Stated task: Check each line of the material. Copy those containing "всего".

Extracted records:
►

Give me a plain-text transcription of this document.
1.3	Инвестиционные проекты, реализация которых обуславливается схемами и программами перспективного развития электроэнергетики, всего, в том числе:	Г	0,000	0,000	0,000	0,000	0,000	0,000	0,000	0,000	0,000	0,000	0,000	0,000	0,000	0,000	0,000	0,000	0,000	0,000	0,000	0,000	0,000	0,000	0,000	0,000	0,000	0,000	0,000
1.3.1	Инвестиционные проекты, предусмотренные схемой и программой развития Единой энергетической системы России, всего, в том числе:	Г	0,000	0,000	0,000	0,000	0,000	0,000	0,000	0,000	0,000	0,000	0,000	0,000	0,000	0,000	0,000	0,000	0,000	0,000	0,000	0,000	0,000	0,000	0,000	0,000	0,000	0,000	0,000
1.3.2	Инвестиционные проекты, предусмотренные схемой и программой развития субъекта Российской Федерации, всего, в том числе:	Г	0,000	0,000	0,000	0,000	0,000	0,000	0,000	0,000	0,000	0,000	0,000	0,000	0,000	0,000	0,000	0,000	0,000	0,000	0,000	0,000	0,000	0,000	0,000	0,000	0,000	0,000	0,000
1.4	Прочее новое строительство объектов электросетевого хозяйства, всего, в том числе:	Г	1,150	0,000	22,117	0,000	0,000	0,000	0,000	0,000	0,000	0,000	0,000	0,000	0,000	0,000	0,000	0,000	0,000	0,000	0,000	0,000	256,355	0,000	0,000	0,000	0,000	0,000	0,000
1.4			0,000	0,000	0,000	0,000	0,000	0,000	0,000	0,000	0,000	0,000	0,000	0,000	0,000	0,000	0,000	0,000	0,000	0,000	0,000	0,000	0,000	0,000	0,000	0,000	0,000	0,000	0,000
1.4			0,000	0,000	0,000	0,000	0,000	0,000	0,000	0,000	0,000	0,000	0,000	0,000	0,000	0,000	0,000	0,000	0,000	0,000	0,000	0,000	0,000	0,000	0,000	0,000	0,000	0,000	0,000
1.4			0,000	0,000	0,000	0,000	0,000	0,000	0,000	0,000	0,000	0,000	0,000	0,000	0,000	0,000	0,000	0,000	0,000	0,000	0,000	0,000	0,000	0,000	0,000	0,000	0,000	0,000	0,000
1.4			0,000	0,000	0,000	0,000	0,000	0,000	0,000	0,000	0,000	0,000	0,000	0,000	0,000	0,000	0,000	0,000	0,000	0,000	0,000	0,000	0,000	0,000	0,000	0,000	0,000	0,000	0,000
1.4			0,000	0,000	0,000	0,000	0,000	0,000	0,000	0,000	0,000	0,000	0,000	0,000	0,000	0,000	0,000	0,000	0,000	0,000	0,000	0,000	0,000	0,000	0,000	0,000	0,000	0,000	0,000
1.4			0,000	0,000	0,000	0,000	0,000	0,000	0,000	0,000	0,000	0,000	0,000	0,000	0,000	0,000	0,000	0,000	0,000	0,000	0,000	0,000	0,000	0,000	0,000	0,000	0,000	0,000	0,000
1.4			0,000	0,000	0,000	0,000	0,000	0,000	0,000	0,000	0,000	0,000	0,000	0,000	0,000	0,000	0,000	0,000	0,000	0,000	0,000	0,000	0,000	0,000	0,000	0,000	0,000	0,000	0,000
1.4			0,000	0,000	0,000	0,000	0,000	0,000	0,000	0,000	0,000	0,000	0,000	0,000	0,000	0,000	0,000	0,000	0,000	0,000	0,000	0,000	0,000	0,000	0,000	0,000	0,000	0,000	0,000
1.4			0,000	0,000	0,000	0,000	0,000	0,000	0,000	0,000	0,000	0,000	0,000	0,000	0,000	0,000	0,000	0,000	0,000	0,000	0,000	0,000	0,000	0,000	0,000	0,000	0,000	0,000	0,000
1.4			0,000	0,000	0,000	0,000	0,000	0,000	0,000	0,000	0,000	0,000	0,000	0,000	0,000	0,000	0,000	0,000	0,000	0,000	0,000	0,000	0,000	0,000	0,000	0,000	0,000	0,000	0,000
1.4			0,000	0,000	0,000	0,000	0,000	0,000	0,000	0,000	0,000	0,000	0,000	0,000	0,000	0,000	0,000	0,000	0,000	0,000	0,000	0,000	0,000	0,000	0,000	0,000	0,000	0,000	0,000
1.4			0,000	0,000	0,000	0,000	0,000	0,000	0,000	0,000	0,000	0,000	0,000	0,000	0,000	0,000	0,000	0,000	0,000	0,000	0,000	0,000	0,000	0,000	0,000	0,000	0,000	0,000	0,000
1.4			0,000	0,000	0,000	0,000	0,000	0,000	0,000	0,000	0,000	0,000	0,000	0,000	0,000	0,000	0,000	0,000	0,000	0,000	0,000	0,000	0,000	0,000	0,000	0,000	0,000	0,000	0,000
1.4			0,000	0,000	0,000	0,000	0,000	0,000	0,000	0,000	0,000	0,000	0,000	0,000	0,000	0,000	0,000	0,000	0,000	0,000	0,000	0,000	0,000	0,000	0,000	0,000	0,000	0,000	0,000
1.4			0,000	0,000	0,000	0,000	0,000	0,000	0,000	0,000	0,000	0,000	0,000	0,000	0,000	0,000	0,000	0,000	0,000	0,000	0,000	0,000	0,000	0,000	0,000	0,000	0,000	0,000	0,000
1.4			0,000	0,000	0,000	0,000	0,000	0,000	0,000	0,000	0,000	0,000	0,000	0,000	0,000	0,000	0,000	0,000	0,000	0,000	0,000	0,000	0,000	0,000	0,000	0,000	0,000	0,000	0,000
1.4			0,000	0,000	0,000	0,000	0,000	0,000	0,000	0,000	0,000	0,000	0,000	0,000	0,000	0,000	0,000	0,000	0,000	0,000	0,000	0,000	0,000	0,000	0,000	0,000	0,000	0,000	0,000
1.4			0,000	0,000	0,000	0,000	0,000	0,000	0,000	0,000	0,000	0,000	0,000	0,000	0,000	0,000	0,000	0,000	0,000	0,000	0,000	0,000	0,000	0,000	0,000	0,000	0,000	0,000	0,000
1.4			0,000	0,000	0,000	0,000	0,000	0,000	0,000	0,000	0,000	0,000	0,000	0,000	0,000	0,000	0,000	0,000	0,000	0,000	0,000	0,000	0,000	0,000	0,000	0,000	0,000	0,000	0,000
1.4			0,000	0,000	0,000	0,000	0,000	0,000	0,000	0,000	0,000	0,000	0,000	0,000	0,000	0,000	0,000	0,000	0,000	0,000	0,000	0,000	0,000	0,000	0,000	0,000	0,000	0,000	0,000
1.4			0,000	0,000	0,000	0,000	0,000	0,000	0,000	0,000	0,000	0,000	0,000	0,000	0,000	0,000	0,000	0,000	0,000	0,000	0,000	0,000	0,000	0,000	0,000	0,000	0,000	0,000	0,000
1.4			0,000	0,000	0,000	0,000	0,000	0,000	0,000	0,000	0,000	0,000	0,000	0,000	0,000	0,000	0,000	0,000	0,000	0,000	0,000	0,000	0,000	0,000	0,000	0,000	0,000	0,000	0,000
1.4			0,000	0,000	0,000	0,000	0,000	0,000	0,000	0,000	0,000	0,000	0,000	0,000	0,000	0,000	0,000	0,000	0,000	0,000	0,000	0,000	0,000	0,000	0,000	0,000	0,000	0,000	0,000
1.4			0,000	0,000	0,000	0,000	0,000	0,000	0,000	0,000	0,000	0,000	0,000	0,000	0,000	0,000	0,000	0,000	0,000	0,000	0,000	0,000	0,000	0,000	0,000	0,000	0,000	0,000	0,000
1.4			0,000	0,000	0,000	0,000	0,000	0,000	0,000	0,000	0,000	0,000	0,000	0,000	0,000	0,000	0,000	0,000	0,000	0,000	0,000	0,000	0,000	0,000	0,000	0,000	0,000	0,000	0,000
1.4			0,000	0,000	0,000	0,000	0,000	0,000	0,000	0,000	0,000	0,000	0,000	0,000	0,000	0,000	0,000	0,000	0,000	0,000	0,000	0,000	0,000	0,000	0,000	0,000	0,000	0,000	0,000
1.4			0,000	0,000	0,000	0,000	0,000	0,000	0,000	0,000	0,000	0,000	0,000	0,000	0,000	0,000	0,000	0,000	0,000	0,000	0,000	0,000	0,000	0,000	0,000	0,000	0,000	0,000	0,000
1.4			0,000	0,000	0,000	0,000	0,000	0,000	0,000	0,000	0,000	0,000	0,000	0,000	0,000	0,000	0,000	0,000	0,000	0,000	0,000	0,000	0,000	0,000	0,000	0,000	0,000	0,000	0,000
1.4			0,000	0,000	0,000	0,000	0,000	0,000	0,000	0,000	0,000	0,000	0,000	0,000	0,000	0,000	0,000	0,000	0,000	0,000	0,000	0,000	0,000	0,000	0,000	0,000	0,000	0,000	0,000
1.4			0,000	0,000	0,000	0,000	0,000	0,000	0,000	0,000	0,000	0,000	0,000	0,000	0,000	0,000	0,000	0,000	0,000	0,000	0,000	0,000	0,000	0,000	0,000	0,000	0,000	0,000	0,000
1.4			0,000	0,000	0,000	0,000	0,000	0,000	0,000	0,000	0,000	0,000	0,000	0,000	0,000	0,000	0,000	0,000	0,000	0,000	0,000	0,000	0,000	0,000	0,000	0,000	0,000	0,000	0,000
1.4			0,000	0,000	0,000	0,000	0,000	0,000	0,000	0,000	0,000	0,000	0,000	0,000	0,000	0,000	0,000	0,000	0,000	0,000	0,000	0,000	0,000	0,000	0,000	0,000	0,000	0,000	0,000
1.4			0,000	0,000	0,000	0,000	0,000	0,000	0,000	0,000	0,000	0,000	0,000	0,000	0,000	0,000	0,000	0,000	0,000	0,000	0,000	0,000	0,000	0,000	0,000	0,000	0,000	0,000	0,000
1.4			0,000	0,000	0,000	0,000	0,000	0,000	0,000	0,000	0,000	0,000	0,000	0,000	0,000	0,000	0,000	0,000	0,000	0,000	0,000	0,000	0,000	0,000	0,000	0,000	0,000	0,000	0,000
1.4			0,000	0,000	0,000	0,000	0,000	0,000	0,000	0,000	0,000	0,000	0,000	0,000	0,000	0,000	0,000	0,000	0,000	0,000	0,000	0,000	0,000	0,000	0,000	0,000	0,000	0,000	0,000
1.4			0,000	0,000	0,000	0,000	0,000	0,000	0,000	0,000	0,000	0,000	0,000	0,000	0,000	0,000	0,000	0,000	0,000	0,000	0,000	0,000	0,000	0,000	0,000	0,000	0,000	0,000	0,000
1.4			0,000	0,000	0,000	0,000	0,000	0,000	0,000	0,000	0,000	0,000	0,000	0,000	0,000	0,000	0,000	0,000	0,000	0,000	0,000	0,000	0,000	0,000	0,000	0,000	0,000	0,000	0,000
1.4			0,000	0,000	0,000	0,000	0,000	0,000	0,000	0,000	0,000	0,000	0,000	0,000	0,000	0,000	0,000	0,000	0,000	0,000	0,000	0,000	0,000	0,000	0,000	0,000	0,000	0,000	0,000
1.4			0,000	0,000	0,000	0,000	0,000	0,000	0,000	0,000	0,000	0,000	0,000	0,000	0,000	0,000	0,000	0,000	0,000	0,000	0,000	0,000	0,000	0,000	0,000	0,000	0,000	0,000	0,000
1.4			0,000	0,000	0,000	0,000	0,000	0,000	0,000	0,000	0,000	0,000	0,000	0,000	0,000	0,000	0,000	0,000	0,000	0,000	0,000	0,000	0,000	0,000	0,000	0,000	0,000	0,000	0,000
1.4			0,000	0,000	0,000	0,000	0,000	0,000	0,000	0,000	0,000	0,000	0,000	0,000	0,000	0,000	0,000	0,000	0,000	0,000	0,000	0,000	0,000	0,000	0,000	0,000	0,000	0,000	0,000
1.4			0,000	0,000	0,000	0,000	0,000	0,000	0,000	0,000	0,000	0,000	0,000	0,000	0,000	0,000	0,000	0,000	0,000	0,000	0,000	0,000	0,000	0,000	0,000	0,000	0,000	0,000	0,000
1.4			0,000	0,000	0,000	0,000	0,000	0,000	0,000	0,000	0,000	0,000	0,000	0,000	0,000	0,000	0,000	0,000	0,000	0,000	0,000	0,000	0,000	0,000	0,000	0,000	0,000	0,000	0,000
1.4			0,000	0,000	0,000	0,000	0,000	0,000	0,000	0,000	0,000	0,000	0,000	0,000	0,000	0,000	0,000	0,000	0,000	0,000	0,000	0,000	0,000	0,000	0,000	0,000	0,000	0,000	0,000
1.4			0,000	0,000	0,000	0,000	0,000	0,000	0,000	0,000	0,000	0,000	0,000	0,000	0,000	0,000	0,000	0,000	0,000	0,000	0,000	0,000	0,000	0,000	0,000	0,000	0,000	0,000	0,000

◄

Output of the task:
1.3	Инвестиционные проекты, реализация которых обуславливается схемами и программами перспективного развития электроэнергетики, всего, в том числе:	Г	0,000	0,000	0,000	0,000	0,000	0,000	0,000	0,000	0,000	0,000	0,000	0,000	0,000	0,000	0,000	0,000	0,000	0,000	0,000	0,000	0,000	0,000	0,000	0,000	0,000	0,000	0,000
1.3.1	Инвестиционные проекты, предусмотренные схемой и программой развития Единой энергетической системы России, всего, в том числе:	Г	0,000	0,000	0,000	0,000	0,000	0,000	0,000	0,000	0,000	0,000	0,000	0,000	0,000	0,000	0,000	0,000	0,000	0,000	0,000	0,000	0,000	0,000	0,000	0,000	0,000	0,000	0,000
1.3.2	Инвестиционные проекты, предусмотренные схемой и программой развития субъекта Российской Федерации, всего, в том числе:	Г	0,000	0,000	0,000	0,000	0,000	0,000	0,000	0,000	0,000	0,000	0,000	0,000	0,000	0,000	0,000	0,000	0,000	0,000	0,000	0,000	0,000	0,000	0,000	0,000	0,000	0,000	0,000
1.4	Прочее новое строительство объектов электросетевого хозяйства, всего, в том числе:	Г	1,150	0,000	22,117	0,000	0,000	0,000	0,000	0,000	0,000	0,000	0,000	0,000	0,000	0,000	0,000	0,000	0,000	0,000	0,000	0,000	256,355	0,000	0,000	0,000	0,000	0,000	0,000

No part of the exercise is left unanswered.